* [INSTRUCTION]: Check each line below for the word "cabinet", and copy those that have it.

A block of data:
┄┄┄┄┄┄┄┄┄┄

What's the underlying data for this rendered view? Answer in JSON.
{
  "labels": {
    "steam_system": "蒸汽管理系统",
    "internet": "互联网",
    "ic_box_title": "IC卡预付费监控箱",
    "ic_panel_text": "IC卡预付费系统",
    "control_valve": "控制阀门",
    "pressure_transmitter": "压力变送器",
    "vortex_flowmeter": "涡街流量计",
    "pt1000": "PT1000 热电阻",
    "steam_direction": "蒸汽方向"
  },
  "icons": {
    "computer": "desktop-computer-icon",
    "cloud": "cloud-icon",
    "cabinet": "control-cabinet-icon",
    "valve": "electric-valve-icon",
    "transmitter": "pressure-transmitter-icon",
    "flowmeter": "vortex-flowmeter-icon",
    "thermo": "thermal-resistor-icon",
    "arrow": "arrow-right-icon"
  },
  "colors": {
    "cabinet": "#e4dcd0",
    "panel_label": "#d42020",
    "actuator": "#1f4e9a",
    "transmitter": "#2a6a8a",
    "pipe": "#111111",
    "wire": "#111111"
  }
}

┄┄┄┄┄┄┄┄┄┄

* [RESULT BELOW]:
    "cabinet": "control-cabinet-icon",
    "cabinet": "#e4dcd0",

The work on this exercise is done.